• _LISTED RECORDS_:
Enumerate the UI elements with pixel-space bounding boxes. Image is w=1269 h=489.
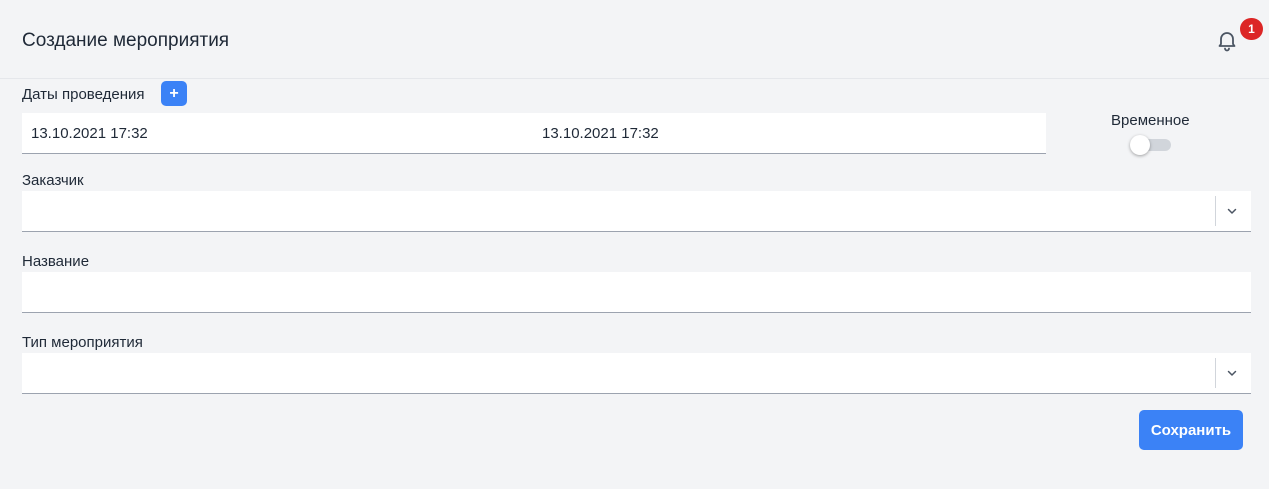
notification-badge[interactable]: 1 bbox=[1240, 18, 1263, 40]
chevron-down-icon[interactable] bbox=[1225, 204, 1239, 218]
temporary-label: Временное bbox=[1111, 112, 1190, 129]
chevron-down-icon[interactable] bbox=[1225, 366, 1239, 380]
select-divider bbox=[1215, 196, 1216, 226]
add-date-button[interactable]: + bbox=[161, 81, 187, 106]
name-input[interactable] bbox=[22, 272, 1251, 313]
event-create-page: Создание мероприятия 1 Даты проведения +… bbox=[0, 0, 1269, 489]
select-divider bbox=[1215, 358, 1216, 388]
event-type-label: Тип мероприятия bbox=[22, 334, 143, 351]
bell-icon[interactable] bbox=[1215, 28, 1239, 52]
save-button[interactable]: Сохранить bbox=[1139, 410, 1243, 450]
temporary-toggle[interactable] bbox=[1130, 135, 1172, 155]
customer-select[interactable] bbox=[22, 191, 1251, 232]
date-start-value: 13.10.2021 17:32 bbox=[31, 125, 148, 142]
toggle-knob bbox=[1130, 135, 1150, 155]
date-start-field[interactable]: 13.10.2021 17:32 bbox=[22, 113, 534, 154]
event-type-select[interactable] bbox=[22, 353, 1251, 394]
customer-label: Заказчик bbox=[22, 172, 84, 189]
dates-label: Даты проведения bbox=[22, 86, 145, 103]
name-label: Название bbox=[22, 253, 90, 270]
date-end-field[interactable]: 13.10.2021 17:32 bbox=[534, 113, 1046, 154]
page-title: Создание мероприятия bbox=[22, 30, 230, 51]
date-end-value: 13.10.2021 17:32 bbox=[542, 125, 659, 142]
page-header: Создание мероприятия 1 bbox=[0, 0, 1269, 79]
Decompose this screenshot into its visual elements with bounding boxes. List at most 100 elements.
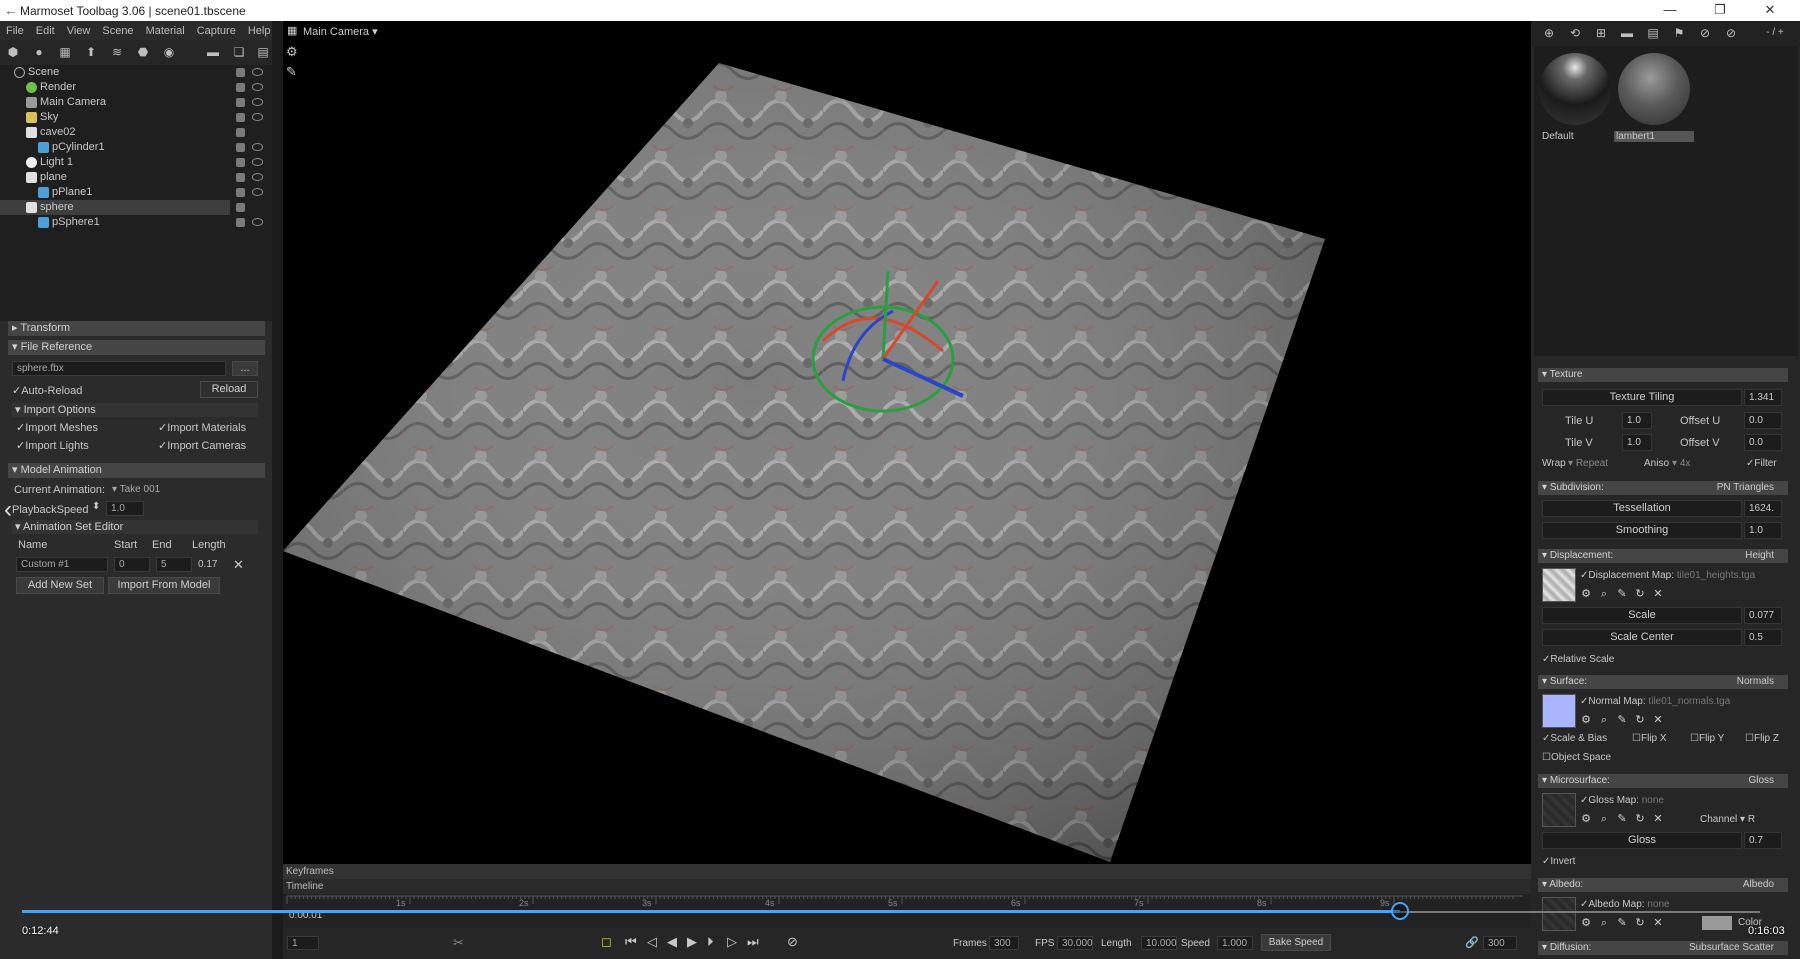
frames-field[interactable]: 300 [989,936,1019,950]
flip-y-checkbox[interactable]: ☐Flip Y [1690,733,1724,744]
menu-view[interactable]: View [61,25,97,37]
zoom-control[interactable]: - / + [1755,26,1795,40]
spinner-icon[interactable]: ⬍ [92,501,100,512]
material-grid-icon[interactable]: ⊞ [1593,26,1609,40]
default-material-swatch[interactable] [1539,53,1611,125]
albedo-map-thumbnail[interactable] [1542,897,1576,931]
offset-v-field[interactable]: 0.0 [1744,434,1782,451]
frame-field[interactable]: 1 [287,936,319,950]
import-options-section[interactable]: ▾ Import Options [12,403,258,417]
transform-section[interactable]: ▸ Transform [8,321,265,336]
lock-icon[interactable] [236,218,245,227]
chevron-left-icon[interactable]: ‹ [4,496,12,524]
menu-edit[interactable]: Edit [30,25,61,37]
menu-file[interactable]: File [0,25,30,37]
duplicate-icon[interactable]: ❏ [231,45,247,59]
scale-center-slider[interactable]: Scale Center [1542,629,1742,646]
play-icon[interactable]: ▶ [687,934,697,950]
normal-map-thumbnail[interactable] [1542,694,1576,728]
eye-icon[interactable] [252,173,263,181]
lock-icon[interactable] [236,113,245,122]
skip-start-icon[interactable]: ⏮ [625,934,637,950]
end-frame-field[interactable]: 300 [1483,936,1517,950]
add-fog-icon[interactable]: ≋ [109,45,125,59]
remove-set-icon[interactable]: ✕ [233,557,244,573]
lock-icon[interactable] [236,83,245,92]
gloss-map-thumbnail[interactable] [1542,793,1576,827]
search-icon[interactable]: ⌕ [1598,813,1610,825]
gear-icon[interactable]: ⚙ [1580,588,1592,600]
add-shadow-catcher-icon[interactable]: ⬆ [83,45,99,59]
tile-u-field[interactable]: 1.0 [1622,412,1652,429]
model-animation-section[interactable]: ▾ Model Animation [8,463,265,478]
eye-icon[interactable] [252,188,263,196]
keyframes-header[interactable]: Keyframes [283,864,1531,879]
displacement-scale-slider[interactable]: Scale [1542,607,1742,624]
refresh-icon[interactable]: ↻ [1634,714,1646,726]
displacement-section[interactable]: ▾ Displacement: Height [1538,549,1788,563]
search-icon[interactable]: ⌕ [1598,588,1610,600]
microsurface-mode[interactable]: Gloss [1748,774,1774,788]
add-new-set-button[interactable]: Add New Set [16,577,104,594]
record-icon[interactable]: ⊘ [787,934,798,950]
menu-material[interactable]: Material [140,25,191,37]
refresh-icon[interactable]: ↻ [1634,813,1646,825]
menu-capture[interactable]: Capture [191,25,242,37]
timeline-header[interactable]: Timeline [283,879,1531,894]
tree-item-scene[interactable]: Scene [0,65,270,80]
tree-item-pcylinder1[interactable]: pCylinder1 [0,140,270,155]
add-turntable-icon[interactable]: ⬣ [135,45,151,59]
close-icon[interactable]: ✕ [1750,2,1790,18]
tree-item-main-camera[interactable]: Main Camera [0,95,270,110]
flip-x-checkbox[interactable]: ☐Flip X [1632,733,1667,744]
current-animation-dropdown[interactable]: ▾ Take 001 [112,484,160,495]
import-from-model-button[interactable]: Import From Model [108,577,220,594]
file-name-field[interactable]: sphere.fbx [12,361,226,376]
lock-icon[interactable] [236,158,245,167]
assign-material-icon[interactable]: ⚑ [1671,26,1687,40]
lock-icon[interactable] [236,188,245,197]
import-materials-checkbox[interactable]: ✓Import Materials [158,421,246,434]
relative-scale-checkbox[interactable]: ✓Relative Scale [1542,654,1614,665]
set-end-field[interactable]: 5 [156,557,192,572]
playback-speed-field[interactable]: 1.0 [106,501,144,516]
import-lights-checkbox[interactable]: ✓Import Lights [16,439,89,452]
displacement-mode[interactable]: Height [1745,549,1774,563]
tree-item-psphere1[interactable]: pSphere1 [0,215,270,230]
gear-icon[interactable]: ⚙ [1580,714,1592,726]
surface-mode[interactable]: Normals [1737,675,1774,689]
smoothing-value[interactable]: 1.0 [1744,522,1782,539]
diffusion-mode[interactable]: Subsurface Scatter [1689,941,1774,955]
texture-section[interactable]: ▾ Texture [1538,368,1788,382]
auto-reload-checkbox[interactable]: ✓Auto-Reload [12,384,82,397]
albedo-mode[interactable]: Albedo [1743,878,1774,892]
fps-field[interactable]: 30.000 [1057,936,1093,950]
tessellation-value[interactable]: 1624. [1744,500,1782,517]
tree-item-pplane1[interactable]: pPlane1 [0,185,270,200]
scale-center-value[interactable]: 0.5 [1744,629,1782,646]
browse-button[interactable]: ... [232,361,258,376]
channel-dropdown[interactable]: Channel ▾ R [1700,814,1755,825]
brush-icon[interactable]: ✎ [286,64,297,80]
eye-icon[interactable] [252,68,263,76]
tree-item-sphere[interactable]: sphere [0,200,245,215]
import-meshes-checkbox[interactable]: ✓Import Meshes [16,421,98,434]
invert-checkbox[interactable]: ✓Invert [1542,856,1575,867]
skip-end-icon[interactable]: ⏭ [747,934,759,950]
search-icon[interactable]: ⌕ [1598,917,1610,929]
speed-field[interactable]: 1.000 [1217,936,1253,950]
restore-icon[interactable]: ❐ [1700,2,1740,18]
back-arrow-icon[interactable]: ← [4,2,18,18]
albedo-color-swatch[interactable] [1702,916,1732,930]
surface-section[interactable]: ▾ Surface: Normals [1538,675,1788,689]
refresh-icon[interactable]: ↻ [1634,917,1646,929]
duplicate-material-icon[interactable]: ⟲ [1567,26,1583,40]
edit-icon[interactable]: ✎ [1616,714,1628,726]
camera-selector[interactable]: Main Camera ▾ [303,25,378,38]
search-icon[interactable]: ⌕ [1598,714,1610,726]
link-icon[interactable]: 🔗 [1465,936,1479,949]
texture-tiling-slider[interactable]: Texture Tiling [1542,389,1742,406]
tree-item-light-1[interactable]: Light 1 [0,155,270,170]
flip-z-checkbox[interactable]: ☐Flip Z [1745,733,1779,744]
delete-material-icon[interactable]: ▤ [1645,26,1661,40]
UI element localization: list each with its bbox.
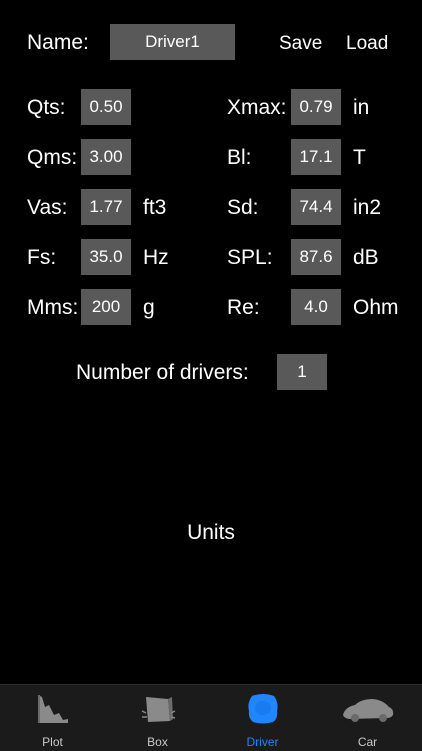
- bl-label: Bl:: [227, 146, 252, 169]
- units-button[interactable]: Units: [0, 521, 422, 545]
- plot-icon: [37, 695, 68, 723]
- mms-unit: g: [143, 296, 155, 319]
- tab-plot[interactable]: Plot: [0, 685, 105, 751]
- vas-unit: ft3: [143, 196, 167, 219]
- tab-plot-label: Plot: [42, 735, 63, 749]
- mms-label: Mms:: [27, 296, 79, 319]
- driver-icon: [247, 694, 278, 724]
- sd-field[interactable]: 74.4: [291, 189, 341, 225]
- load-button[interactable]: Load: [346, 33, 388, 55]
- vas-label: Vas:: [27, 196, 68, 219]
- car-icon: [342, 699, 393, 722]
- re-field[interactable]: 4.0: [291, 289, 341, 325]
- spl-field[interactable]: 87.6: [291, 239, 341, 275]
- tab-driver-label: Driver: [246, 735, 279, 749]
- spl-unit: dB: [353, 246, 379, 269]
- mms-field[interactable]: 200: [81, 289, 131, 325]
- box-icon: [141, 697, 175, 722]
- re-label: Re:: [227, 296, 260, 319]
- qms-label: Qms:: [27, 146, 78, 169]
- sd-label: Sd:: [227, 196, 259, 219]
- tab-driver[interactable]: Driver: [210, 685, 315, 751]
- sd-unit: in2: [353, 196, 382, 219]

• _DIRECTIONS FOR THIS TASK_: Reproduce the data word for word, starting at the line that contains "frames-field[interactable]: 300 [989,936,1019,950]" and stopping after the line that contains "add-fog-icon[interactable]: ≋ [109,45,125,59]".

• _ANSWER TO THIS TASK_:
frames-field[interactable]: 300 [989,936,1019,950]
flip-y-checkbox[interactable]: ☐Flip Y [1690,733,1724,744]
menu-view[interactable]: View [61,25,97,37]
zoom-control[interactable]: - / + [1755,26,1795,40]
spinner-icon[interactable]: ⬍ [92,501,100,512]
material-grid-icon[interactable]: ⊞ [1593,26,1609,40]
default-material-swatch[interactable] [1539,53,1611,125]
albedo-map-thumbnail[interactable] [1542,897,1576,931]
offset-v-field[interactable]: 0.0 [1744,434,1782,451]
frame-field[interactable]: 1 [287,936,319,950]
import-options-section[interactable]: ▾ Import Options [12,403,258,417]
transform-section[interactable]: ▸ Transform [8,321,265,336]
lock-icon[interactable] [236,218,245,227]
chevron-left-icon[interactable]: ‹ [4,496,12,524]
menu-edit[interactable]: Edit [30,25,61,37]
menu-file[interactable]: File [0,25,30,37]
duplicate-icon[interactable]: ❏ [231,45,247,59]
scale-center-slider[interactable]: Scale Center [1542,629,1742,646]
play-icon[interactable]: ▶ [687,934,697,950]
normal-map-thumbnail[interactable] [1542,694,1576,728]
eye-icon[interactable] [252,173,263,181]
lock-icon[interactable] [236,113,245,122]
skip-start-icon[interactable]: ⏮ [625,934,637,950]
end-frame-field[interactable]: 300 [1483,936,1517,950]
add-fog-icon[interactable]: ≋ [109,45,125,59]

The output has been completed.